Extract each line of the data below exactly as written.

## Data records

━━━━━━━━━━

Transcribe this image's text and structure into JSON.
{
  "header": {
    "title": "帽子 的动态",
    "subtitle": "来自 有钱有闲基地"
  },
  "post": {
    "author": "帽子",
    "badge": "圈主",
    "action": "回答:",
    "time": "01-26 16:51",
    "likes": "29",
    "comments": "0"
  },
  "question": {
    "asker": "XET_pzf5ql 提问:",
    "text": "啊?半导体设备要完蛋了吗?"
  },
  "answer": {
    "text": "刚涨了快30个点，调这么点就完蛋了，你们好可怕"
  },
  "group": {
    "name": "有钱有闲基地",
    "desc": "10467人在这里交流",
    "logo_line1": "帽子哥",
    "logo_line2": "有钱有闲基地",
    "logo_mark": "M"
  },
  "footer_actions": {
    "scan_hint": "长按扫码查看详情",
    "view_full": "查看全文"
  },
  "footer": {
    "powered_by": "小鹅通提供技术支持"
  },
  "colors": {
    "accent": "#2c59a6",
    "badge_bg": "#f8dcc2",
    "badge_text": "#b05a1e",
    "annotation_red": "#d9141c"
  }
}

━━━━━━━━━━

## Full solution
Transcribe this image's text and structure into JSON.
{
  "header": {
    "title": "帽子 的动态",
    "subtitle": "来自 有钱有闲基地"
  },
  "post": {
    "author": "帽子",
    "badge": "圈主",
    "action": "回答:",
    "time": "01-26 16:51",
    "likes": "29",
    "comments": "0"
  },
  "question": {
    "asker": "XET_pzf5ql 提问:",
    "text": "啊?半导体设备要完蛋了吗?"
  },
  "answer": {
    "text": "刚涨了快30个点，调这么点就完蛋了，你们好可怕"
  },
  "group": {
    "name": "有钱有闲基地",
    "desc": "10467人在这里交流",
    "logo_line1": "帽子哥",
    "logo_line2": "有钱有闲基地",
    "logo_mark": "M"
  },
  "footer_actions": {
    "scan_hint": "长按扫码查看详情",
    "view_full": "查看全文"
  },
  "footer": {
    "powered_by": "小鹅通提供技术支持"
  },
  "colors": {
    "accent": "#2c59a6",
    "badge_bg": "#f8dcc2",
    "badge_text": "#b05a1e",
    "annotation_red": "#d9141c"
  }
}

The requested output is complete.